■ **TO BE DONE**: Wherever "Contains" appears in a line, copy that line.

---- THE INPUT

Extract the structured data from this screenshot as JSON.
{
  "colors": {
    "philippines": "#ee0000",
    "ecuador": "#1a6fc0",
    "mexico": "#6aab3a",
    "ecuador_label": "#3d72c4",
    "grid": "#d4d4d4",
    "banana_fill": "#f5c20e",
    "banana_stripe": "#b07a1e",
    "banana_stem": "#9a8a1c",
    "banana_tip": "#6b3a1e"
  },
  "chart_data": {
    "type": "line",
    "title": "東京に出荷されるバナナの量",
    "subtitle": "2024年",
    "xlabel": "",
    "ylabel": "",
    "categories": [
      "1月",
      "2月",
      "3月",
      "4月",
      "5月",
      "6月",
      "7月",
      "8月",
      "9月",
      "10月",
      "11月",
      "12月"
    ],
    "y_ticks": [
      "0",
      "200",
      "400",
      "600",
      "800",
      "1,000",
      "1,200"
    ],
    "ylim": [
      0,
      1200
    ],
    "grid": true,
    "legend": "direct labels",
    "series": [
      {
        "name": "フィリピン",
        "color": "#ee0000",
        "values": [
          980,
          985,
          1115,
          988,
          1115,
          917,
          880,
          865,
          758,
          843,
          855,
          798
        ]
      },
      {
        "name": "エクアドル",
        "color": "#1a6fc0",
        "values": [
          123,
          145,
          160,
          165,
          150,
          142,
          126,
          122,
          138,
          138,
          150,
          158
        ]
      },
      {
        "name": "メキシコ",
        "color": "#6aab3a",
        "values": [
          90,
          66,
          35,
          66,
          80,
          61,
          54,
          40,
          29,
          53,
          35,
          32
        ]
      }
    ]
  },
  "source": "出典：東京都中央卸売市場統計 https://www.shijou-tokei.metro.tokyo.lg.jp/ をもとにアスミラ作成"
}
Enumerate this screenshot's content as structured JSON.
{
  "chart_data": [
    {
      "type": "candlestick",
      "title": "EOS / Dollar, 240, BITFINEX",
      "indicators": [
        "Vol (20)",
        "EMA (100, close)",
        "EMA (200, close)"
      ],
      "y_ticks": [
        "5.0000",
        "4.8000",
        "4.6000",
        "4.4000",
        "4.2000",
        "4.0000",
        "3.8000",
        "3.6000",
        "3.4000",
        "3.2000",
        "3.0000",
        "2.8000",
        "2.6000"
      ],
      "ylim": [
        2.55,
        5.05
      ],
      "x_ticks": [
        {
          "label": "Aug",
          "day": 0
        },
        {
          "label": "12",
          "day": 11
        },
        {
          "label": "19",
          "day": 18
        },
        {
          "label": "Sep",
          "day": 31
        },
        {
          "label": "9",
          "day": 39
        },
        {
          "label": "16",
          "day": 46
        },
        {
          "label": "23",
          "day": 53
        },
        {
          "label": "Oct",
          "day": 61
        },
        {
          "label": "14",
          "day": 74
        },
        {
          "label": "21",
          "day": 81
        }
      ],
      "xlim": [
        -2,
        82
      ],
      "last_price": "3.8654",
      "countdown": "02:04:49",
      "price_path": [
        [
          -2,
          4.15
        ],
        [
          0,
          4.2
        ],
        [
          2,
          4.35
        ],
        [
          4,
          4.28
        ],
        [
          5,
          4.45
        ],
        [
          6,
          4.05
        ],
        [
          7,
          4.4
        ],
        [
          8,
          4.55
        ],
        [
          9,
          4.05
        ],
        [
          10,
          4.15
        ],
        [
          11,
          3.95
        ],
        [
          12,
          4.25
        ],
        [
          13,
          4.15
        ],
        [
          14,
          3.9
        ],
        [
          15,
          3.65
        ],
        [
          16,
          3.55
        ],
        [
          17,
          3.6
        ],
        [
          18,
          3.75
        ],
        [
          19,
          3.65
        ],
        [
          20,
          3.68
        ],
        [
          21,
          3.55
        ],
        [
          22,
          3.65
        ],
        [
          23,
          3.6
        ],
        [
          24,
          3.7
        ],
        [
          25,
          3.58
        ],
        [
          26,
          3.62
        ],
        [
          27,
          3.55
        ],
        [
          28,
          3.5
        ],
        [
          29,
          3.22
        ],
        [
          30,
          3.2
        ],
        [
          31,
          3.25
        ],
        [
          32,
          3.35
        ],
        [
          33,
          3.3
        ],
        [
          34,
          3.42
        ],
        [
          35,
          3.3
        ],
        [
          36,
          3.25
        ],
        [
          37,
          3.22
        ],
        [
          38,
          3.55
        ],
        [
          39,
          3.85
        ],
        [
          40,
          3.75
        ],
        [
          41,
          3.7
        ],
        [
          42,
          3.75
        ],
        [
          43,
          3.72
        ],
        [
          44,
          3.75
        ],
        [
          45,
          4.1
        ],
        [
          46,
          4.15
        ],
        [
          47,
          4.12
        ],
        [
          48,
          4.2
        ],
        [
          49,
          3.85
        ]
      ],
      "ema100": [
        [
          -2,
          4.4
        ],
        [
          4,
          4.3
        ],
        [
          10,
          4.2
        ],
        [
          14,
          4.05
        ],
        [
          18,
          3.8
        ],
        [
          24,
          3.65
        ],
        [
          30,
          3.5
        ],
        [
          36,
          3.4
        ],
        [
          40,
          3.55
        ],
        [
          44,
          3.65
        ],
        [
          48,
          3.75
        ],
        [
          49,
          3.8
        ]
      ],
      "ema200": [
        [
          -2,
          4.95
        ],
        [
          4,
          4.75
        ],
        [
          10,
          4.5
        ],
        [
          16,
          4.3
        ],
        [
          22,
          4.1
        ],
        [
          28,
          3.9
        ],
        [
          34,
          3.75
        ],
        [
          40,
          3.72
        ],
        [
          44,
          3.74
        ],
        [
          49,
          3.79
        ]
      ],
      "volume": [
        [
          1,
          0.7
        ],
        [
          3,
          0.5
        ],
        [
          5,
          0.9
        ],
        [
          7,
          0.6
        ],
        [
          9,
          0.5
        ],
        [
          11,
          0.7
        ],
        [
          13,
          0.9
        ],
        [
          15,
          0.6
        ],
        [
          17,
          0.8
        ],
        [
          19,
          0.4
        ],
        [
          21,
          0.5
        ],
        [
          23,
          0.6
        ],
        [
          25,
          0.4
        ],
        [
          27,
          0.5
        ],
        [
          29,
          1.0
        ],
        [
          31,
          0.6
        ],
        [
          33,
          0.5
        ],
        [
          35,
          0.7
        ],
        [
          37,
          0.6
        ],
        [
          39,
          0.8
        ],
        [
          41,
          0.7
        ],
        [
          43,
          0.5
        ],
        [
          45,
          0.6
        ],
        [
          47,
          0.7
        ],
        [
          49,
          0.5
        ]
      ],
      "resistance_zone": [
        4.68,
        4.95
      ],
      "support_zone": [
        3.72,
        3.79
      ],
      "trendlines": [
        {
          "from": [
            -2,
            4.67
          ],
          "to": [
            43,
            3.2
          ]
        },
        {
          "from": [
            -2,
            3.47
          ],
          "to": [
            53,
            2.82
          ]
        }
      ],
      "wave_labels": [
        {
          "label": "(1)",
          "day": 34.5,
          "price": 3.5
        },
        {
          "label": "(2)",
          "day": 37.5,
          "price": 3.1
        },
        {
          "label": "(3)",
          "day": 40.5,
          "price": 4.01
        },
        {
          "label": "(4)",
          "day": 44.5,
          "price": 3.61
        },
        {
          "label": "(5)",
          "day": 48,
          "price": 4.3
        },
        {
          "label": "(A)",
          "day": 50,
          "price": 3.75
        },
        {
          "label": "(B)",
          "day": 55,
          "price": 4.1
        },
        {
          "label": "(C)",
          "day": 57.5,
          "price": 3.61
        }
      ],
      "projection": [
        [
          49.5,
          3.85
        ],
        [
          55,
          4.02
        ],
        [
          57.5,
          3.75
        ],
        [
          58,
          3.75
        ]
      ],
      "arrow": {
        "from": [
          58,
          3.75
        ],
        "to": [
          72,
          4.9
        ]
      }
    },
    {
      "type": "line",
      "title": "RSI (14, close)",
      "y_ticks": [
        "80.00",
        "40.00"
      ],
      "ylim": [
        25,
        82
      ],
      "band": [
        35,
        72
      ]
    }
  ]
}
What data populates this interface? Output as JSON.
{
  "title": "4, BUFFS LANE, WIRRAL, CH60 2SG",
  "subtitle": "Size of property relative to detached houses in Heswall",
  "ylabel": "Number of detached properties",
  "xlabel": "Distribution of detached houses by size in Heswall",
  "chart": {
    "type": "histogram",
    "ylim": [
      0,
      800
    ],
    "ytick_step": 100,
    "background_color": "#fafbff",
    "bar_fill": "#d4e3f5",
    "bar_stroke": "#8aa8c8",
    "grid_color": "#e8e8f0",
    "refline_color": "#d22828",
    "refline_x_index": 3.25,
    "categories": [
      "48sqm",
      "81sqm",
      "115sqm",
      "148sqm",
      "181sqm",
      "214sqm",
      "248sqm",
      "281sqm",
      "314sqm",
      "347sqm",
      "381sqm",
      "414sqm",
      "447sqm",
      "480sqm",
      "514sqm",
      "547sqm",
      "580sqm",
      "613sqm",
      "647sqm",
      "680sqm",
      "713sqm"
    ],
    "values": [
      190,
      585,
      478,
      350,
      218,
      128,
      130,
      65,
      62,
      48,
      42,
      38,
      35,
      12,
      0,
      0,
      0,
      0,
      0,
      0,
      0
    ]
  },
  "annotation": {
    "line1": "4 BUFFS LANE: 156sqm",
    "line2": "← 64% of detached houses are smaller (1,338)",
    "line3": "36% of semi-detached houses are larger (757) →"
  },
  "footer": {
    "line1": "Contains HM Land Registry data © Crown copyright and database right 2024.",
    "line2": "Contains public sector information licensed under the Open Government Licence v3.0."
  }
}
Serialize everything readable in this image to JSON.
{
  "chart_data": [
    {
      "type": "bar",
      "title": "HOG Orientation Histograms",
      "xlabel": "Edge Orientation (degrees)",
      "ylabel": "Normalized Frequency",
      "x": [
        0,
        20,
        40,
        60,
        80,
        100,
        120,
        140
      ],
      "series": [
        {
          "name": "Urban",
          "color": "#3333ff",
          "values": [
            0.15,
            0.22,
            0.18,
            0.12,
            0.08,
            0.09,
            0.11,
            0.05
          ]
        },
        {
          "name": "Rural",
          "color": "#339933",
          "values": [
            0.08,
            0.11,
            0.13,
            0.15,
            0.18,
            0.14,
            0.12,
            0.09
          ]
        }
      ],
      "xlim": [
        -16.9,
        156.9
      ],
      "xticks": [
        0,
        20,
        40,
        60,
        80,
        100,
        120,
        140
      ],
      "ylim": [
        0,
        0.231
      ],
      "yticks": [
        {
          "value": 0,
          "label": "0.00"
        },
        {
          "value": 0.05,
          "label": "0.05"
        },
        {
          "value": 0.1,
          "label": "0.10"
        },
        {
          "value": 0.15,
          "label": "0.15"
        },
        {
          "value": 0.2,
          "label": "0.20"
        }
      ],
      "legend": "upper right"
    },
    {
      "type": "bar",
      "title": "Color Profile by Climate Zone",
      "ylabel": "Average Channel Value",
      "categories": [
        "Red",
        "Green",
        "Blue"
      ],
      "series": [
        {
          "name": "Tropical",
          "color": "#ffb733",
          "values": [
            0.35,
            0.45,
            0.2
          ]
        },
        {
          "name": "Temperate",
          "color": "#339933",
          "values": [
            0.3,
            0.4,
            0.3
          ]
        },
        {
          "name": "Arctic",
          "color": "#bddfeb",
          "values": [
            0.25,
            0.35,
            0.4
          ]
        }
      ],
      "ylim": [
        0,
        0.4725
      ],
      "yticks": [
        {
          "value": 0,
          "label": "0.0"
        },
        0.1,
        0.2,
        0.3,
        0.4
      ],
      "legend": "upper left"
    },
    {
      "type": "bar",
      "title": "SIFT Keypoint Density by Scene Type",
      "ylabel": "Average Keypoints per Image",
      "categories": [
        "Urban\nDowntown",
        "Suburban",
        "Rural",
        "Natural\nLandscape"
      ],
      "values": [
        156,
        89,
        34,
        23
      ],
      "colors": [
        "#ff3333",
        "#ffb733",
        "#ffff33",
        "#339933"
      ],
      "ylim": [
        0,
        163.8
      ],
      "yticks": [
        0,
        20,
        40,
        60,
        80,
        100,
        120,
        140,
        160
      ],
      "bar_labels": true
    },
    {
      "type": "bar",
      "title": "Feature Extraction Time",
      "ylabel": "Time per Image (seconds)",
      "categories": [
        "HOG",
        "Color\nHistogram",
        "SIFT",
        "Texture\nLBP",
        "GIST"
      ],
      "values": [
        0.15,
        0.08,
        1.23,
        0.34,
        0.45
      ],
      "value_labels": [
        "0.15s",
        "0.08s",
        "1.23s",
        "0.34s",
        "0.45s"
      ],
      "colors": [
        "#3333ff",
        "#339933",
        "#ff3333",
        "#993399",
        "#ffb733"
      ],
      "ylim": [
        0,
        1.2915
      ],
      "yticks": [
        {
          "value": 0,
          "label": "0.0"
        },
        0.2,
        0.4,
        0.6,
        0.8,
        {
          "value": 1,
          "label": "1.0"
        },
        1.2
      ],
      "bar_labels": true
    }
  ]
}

--------

■ **COMPLETED EXERCISE**:
    "line1": "Contains HM Land Registry data © Crown copyright and database right 2024.",
    "line2": "Contains public sector information licensed under the Open Government Licence v3.0."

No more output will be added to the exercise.